Set down the material once more, exactly as it appears.
--- Start of Provided information ---
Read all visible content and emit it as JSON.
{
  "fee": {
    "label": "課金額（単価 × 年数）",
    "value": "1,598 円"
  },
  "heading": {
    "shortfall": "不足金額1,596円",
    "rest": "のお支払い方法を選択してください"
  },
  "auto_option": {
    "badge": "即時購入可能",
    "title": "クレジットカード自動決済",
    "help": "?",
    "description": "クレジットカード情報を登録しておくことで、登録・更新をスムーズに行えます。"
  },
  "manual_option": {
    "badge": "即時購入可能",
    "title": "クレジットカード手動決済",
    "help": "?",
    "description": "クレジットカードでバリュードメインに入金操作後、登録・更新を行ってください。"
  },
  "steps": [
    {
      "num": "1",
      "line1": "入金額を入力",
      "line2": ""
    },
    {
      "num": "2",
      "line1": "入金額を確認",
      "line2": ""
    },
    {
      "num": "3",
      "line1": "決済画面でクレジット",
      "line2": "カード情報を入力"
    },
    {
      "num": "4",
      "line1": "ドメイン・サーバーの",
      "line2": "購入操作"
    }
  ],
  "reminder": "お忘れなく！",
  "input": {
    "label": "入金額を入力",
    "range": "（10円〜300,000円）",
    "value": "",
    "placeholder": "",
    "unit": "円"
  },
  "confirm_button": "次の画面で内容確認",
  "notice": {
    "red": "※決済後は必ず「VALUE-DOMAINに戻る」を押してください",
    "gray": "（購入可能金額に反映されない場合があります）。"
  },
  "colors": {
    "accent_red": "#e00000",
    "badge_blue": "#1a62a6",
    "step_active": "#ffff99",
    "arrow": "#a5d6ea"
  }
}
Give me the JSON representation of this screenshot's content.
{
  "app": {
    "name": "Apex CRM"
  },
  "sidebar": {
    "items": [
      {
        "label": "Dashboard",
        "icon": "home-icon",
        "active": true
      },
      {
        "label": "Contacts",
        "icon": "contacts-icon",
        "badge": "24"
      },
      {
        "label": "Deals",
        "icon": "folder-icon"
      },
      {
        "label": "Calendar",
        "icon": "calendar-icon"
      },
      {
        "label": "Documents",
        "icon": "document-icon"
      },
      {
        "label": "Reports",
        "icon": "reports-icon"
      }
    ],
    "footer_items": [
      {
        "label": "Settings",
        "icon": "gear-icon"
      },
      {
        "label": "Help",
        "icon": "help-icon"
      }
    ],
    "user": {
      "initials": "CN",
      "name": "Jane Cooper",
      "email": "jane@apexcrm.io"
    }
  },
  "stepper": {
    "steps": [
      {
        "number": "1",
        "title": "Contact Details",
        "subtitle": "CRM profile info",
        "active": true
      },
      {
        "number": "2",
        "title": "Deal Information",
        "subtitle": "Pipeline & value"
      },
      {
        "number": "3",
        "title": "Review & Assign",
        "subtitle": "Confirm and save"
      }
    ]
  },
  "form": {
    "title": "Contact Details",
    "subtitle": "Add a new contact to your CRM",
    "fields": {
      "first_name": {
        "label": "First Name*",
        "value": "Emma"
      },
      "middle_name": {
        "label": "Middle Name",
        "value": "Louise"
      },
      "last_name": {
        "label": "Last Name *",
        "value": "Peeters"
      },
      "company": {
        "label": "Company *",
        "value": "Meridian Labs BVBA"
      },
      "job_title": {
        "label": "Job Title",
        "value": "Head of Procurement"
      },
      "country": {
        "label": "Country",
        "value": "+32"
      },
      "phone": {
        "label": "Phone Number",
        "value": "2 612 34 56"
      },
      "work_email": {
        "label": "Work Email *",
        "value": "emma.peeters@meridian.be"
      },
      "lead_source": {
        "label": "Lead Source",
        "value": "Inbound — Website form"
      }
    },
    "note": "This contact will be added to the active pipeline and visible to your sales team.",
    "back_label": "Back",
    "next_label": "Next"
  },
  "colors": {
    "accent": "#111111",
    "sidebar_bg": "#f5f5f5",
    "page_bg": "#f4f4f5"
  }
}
--- End of Provided information ---
◆ Correct response:
Read all visible content and emit it as JSON.
{
  "fee": {
    "label": "課金額（単価 × 年数）",
    "value": "1,598 円"
  },
  "heading": {
    "shortfall": "不足金額1,596円",
    "rest": "のお支払い方法を選択してください"
  },
  "auto_option": {
    "badge": "即時購入可能",
    "title": "クレジットカード自動決済",
    "help": "?",
    "description": "クレジットカード情報を登録しておくことで、登録・更新をスムーズに行えます。"
  },
  "manual_option": {
    "badge": "即時購入可能",
    "title": "クレジットカード手動決済",
    "help": "?",
    "description": "クレジットカードでバリュードメインに入金操作後、登録・更新を行ってください。"
  },
  "steps": [
    {
      "num": "1",
      "line1": "入金額を入力",
      "line2": ""
    },
    {
      "num": "2",
      "line1": "入金額を確認",
      "line2": ""
    },
    {
      "num": "3",
      "line1": "決済画面でクレジット",
      "line2": "カード情報を入力"
    },
    {
      "num": "4",
      "line1": "ドメイン・サーバーの",
      "line2": "購入操作"
    }
  ],
  "reminder": "お忘れなく！",
  "input": {
    "label": "入金額を入力",
    "range": "（10円〜300,000円）",
    "value": "",
    "placeholder": "",
    "unit": "円"
  },
  "confirm_button": "次の画面で内容確認",
  "notice": {
    "red": "※決済後は必ず「VALUE-DOMAINに戻る」を押してください",
    "gray": "（購入可能金額に反映されない場合があります）。"
  },
  "colors": {
    "accent_red": "#e00000",
    "badge_blue": "#1a62a6",
    "step_active": "#ffff99",
    "arrow": "#a5d6ea"
  }
}
Give me the JSON representation of this screenshot's content.
{
  "app": {
    "name": "Apex CRM"
  },
  "sidebar": {
    "items": [
      {
        "label": "Dashboard",
        "icon": "home-icon",
        "active": true
      },
      {
        "label": "Contacts",
        "icon": "contacts-icon",
        "badge": "24"
      },
      {
        "label": "Deals",
        "icon": "folder-icon"
      },
      {
        "label": "Calendar",
        "icon": "calendar-icon"
      },
      {
        "label": "Documents",
        "icon": "document-icon"
      },
      {
        "label": "Reports",
        "icon": "reports-icon"
      }
    ],
    "footer_items": [
      {
        "label": "Settings",
        "icon": "gear-icon"
      },
      {
        "label": "Help",
        "icon": "help-icon"
      }
    ],
    "user": {
      "initials": "CN",
      "name": "Jane Cooper",
      "email": "jane@apexcrm.io"
    }
  },
  "stepper": {
    "steps": [
      {
        "number": "1",
        "title": "Contact Details",
        "subtitle": "CRM profile info",
        "active": true
      },
      {
        "number": "2",
        "title": "Deal Information",
        "subtitle": "Pipeline & value"
      },
      {
        "number": "3",
        "title": "Review & Assign",
        "subtitle": "Confirm and save"
      }
    ]
  },
  "form": {
    "title": "Contact Details",
    "subtitle": "Add a new contact to your CRM",
    "fields": {
      "first_name": {
        "label": "First Name*",
        "value": "Emma"
      },
      "middle_name": {
        "label": "Middle Name",
        "value": "Louise"
      },
      "last_name": {
        "label": "Last Name *",
        "value": "Peeters"
      },
      "company": {
        "label": "Company *",
        "value": "Meridian Labs BVBA"
      },
      "job_title": {
        "label": "Job Title",
        "value": "Head of Procurement"
      },
      "country": {
        "label": "Country",
        "value": "+32"
      },
      "phone": {
        "label": "Phone Number",
        "value": "2 612 34 56"
      },
      "work_email": {
        "label": "Work Email *",
        "value": "emma.peeters@meridian.be"
      },
      "lead_source": {
        "label": "Lead Source",
        "value": "Inbound — Website form"
      }
    },
    "note": "This contact will be added to the active pipeline and visible to your sales team.",
    "back_label": "Back",
    "next_label": "Next"
  },
  "colors": {
    "accent": "#111111",
    "sidebar_bg": "#f5f5f5",
    "page_bg": "#f4f4f5"
  }
}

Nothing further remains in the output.